*WHAT IS NEEDED*.
Find and return each line containing "isbn".

## START INFORMATION PROVIDED

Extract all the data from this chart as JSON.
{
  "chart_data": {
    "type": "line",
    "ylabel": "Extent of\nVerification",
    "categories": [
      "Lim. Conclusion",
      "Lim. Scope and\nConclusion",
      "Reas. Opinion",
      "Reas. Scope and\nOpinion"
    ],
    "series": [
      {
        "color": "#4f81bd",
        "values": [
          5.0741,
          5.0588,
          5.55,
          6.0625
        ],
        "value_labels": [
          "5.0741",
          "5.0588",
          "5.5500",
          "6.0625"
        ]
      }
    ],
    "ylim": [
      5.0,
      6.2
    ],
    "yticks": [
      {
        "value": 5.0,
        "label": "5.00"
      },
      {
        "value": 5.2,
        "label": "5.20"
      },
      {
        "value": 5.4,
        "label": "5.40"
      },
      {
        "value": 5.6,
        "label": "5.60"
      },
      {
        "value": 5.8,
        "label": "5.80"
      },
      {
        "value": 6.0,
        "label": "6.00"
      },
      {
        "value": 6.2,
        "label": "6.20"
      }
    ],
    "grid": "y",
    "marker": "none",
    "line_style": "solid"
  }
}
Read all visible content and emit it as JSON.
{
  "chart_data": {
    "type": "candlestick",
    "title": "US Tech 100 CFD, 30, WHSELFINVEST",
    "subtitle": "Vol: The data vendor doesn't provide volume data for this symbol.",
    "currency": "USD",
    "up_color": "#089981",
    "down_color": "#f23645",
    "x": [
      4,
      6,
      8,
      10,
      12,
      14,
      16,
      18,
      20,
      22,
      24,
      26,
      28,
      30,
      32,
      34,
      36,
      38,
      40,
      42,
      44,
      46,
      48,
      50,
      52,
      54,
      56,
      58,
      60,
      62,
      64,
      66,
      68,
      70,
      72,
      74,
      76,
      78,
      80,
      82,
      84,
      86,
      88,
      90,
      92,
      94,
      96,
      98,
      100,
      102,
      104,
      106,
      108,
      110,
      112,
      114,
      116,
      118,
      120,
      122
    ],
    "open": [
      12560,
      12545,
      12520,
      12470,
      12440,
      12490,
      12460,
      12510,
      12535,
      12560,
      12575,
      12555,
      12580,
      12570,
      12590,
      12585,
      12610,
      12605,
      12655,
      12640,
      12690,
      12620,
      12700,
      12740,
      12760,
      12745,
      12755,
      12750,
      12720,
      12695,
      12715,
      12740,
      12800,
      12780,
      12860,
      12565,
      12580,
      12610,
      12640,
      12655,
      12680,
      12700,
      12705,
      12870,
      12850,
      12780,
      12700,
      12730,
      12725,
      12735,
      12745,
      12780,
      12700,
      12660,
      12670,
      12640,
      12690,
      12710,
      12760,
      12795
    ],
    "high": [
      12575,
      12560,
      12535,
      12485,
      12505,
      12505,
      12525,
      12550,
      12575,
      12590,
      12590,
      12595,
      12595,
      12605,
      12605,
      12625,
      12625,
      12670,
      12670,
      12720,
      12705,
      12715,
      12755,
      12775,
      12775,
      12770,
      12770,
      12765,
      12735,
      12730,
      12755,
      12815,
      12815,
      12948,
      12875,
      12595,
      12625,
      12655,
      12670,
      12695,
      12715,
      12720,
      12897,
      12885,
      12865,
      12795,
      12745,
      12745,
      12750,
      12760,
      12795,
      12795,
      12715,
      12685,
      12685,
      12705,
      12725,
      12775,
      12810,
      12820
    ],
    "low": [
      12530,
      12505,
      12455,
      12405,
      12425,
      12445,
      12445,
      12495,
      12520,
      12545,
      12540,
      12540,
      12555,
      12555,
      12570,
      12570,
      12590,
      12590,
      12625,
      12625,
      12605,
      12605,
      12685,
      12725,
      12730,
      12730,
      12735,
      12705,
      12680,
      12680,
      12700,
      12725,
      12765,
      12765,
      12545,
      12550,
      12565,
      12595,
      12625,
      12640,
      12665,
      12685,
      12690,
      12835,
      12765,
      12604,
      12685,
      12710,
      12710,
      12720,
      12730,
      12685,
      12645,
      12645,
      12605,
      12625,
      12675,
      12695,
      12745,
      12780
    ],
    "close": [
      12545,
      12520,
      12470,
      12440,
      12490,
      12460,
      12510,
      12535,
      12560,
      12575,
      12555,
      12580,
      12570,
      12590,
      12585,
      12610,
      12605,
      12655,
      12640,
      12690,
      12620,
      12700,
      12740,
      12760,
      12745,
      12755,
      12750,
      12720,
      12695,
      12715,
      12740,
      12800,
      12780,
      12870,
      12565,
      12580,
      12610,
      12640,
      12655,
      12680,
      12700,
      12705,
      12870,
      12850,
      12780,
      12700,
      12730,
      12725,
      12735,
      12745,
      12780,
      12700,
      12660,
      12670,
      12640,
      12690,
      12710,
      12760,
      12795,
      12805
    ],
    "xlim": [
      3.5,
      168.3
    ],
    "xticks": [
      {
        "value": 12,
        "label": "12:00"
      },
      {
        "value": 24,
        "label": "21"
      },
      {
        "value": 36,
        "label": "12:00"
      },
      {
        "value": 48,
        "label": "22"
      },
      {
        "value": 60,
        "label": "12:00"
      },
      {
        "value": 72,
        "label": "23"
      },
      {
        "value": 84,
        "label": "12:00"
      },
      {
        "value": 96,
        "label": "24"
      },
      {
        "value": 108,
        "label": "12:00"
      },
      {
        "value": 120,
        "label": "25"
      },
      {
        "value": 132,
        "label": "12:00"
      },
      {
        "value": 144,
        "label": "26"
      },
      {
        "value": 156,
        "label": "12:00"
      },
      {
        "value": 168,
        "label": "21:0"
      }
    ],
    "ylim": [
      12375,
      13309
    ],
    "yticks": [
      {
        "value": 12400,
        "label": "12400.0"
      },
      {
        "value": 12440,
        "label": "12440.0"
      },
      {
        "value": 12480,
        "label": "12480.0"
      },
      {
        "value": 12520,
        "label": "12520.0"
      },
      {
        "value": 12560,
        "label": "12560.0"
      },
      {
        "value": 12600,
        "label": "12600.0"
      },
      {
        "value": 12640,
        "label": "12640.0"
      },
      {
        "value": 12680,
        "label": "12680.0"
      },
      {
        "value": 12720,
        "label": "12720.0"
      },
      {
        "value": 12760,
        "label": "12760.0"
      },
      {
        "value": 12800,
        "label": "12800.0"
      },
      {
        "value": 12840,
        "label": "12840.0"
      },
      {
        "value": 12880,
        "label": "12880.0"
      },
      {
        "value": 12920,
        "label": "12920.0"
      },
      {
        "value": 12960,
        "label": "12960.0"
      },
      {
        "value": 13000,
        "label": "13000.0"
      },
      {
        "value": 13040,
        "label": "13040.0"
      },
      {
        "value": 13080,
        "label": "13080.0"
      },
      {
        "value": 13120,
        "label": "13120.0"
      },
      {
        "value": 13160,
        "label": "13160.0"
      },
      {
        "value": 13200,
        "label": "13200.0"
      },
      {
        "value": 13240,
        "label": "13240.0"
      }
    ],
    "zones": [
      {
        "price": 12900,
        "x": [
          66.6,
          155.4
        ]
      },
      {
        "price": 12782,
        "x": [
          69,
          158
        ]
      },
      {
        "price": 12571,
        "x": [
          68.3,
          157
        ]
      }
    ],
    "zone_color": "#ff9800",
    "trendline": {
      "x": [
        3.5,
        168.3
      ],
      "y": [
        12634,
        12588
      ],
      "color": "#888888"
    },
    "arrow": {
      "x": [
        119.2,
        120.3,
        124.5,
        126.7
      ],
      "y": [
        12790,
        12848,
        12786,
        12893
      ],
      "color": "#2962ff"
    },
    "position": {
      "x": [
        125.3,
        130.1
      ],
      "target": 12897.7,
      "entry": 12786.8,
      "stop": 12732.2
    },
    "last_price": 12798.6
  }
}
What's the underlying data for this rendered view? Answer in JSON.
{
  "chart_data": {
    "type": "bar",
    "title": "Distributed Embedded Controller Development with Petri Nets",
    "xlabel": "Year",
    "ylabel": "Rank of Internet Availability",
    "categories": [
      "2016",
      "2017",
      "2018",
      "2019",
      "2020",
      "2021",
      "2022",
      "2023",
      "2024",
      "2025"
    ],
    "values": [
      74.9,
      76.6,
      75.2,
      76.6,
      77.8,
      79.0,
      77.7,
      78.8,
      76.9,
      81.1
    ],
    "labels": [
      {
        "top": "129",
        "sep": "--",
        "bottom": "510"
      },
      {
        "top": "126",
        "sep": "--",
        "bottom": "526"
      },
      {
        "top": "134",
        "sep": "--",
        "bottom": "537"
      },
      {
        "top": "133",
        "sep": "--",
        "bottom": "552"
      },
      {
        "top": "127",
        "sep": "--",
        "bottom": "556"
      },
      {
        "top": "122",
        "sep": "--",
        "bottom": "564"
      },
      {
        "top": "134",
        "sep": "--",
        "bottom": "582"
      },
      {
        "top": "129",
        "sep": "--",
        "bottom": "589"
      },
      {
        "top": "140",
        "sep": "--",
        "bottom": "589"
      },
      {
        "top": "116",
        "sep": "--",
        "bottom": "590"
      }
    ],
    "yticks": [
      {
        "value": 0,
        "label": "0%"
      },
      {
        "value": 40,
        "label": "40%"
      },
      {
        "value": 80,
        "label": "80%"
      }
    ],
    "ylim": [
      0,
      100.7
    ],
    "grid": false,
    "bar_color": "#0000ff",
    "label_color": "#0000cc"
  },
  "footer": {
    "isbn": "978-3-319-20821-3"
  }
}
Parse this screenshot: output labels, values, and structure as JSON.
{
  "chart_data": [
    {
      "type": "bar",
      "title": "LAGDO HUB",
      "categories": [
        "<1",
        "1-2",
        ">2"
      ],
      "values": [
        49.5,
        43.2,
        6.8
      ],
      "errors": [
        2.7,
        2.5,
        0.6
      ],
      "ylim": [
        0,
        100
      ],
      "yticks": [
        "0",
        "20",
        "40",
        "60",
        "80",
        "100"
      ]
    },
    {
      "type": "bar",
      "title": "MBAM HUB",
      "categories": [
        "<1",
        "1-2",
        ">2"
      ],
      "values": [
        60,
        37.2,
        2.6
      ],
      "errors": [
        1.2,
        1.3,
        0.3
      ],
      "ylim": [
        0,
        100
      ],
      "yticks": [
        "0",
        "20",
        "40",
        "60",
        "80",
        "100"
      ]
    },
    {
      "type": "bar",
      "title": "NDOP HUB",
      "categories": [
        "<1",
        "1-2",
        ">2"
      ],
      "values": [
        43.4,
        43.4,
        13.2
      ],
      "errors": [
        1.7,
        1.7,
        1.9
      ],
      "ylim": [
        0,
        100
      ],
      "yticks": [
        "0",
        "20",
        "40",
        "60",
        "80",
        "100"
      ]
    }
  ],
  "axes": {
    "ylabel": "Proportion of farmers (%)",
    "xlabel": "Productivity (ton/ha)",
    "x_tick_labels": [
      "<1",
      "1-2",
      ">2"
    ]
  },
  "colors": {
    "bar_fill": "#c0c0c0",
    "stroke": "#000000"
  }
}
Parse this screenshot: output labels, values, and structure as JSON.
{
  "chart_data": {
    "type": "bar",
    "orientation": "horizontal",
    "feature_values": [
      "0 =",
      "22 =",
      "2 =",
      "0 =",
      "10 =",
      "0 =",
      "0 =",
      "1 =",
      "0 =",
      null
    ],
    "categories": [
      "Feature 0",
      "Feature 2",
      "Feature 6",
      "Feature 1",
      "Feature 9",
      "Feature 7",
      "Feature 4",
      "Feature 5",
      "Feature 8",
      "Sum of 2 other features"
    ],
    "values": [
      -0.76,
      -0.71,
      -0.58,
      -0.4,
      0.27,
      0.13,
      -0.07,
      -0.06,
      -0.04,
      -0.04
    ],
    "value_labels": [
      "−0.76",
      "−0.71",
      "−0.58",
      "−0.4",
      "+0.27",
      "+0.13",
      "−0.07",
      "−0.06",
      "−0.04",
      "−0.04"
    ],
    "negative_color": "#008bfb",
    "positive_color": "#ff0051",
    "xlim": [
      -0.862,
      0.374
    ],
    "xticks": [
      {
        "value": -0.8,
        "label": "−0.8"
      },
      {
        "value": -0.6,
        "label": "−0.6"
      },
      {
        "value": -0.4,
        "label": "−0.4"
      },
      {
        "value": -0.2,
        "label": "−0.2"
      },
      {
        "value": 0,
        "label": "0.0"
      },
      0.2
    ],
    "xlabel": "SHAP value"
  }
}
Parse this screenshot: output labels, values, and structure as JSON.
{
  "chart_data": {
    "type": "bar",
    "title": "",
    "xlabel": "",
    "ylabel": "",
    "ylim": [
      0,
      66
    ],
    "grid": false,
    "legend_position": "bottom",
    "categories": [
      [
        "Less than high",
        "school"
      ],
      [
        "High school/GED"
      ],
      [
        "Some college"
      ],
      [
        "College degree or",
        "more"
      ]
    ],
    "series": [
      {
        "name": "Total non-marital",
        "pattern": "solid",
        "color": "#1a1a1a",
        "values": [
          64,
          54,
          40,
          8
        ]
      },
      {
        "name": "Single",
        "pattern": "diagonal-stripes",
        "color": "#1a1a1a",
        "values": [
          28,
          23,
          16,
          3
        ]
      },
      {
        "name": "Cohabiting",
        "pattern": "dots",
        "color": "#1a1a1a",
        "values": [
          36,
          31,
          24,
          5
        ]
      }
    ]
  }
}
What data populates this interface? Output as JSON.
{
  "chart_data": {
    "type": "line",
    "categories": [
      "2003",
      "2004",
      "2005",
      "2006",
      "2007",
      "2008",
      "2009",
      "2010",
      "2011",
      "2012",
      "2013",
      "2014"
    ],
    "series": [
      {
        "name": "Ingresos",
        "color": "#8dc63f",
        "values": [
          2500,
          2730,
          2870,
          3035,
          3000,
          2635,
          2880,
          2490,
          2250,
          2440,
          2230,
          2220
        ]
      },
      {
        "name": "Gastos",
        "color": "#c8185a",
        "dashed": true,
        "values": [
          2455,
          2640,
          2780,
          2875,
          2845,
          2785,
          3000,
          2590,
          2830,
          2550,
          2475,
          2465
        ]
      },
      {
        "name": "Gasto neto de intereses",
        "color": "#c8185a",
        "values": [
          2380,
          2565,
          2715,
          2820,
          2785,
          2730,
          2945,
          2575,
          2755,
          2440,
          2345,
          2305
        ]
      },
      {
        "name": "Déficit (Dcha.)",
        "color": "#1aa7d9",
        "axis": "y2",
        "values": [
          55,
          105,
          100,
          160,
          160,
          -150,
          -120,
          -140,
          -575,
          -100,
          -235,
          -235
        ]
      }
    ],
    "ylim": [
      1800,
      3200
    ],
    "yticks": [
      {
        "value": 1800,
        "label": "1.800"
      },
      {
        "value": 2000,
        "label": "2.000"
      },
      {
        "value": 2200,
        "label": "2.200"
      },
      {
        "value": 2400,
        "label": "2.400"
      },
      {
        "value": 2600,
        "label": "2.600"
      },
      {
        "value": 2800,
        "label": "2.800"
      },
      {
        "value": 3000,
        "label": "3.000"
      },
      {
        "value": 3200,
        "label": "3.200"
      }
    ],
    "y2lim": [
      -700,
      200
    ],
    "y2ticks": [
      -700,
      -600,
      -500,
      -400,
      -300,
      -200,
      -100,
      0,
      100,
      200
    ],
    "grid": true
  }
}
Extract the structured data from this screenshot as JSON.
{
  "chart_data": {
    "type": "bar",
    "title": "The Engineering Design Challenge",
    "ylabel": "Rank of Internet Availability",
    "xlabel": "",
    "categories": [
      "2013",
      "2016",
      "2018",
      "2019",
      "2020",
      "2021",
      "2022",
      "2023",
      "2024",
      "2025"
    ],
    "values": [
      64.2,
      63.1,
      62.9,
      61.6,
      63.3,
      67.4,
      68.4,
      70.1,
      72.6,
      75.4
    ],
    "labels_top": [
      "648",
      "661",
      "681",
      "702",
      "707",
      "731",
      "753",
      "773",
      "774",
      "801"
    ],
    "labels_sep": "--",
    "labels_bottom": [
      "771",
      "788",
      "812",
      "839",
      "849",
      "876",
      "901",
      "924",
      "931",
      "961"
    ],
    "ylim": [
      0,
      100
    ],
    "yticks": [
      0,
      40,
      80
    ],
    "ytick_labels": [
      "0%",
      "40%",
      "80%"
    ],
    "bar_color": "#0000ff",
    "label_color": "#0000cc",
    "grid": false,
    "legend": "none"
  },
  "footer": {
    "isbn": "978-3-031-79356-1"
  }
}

## END INFORMATION PROVIDED

*RESULT*.
    "isbn": "978-3-319-20821-3"
    "isbn": "978-3-031-79356-1"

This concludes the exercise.